▶ Data extracted from a collection:

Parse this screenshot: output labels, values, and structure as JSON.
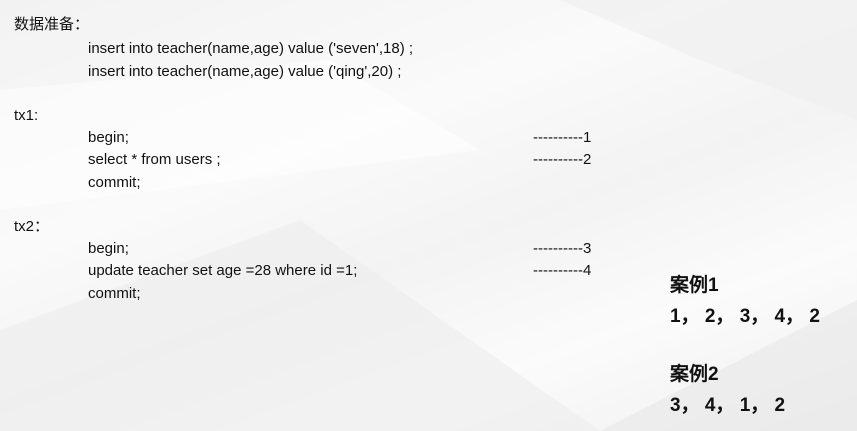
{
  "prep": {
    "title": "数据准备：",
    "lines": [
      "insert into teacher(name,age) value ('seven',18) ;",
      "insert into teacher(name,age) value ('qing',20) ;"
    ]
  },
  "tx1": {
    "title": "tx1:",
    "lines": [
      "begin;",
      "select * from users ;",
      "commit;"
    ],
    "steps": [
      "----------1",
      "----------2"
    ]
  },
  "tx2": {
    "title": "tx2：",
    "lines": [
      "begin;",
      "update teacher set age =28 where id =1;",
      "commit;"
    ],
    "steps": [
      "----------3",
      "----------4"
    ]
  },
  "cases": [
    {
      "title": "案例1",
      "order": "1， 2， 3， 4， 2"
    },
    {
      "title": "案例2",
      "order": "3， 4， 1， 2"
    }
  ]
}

* * *

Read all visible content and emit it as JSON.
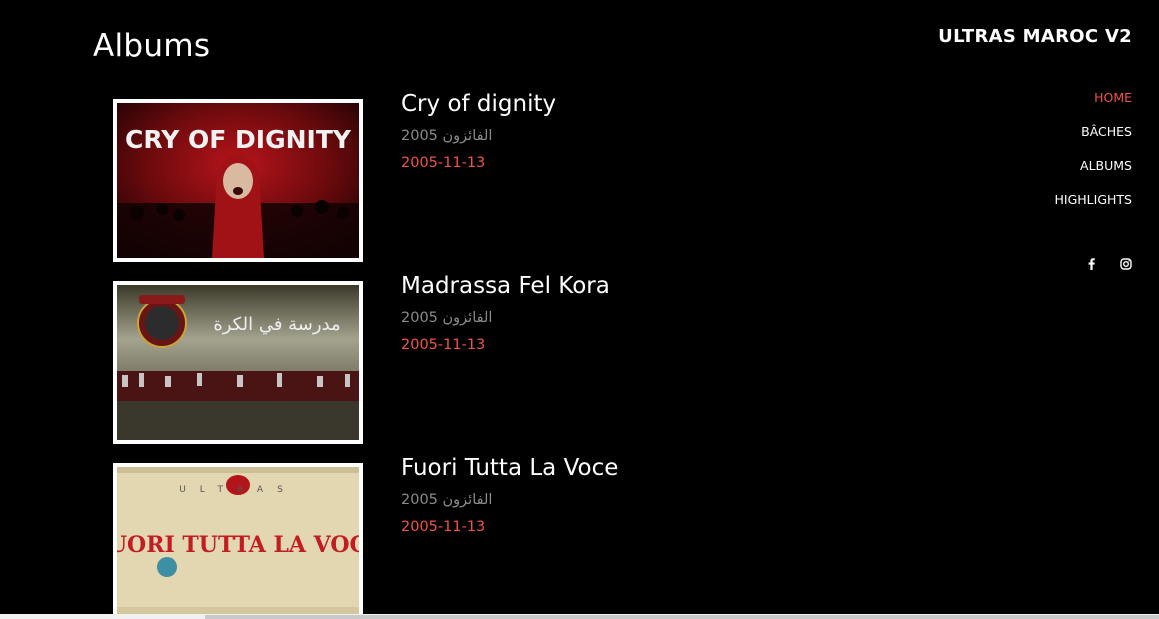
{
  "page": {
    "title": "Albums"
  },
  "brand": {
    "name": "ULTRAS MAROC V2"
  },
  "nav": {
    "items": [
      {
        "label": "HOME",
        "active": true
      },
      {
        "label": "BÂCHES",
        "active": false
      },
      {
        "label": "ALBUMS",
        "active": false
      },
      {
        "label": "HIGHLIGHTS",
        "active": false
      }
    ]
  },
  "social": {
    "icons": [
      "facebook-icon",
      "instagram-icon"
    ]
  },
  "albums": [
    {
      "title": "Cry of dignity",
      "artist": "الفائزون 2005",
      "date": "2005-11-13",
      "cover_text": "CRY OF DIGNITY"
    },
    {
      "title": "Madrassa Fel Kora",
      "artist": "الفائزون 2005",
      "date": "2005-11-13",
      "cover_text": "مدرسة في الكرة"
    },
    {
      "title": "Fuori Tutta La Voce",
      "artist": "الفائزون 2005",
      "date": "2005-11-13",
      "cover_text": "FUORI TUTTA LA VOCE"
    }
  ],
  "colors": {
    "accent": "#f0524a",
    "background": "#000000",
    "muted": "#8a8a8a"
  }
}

▶ PROBLEM DESCRIPTION:
From the data, list each line in which the string "JSON" appears.

▶ SOLUTION TO THIS EXERCISE:
Parse this screenshot: output labels, values, and structure as JSON.
Read all visible content and emit it as JSON.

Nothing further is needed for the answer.